** Start DATA PROVIDED **

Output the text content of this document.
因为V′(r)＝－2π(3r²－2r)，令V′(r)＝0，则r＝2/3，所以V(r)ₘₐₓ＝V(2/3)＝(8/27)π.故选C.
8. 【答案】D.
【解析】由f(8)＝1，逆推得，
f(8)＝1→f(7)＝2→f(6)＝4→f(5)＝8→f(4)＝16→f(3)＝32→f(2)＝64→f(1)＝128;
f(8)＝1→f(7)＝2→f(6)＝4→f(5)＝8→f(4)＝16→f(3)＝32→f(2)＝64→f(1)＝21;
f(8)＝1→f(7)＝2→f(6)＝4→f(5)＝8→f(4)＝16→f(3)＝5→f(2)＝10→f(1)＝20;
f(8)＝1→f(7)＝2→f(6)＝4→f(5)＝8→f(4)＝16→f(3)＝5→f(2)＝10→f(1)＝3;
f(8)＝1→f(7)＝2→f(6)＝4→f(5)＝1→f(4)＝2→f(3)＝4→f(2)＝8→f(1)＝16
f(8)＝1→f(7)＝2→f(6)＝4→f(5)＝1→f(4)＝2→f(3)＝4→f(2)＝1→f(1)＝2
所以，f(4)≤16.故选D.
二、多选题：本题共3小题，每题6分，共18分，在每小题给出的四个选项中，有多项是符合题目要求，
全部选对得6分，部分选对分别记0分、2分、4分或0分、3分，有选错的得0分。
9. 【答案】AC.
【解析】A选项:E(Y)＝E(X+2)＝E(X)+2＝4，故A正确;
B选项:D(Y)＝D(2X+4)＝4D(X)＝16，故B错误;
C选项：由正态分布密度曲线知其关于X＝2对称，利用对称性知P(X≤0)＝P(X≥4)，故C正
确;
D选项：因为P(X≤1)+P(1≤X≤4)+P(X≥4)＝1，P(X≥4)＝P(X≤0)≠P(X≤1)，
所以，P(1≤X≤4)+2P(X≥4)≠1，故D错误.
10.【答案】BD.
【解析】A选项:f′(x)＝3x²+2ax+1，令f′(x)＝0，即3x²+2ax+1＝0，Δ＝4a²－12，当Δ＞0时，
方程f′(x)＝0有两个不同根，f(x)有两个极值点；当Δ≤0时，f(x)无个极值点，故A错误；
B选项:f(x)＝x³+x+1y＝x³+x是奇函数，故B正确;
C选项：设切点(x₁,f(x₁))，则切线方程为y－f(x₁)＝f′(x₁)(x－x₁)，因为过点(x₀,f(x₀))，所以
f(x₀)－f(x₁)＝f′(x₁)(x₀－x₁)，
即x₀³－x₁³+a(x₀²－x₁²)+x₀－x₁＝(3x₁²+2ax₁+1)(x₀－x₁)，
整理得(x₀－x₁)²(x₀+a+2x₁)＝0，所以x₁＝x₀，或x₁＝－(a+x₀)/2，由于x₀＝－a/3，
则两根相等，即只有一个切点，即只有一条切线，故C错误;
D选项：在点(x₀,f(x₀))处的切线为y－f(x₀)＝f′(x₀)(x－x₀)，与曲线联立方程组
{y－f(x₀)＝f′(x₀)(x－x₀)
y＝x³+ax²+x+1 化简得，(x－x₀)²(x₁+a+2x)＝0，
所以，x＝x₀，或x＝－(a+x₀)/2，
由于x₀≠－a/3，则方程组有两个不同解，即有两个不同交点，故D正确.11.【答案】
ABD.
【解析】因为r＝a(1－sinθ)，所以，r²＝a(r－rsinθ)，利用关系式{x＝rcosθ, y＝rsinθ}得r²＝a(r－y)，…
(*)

** End DATA PROVIDED **

Reproduce each line of the entries in which the word "由于x₀" is found.

整理得(x₀－x₁)²(x₀+a+2x₁)＝0，所以x₁＝x₀，或x₁＝－(a+x₀)/2，由于x₀＝－a/3，
由于x₀≠－a/3，则方程组有两个不同解，即有两个不同交点，故D正确.11.【答案】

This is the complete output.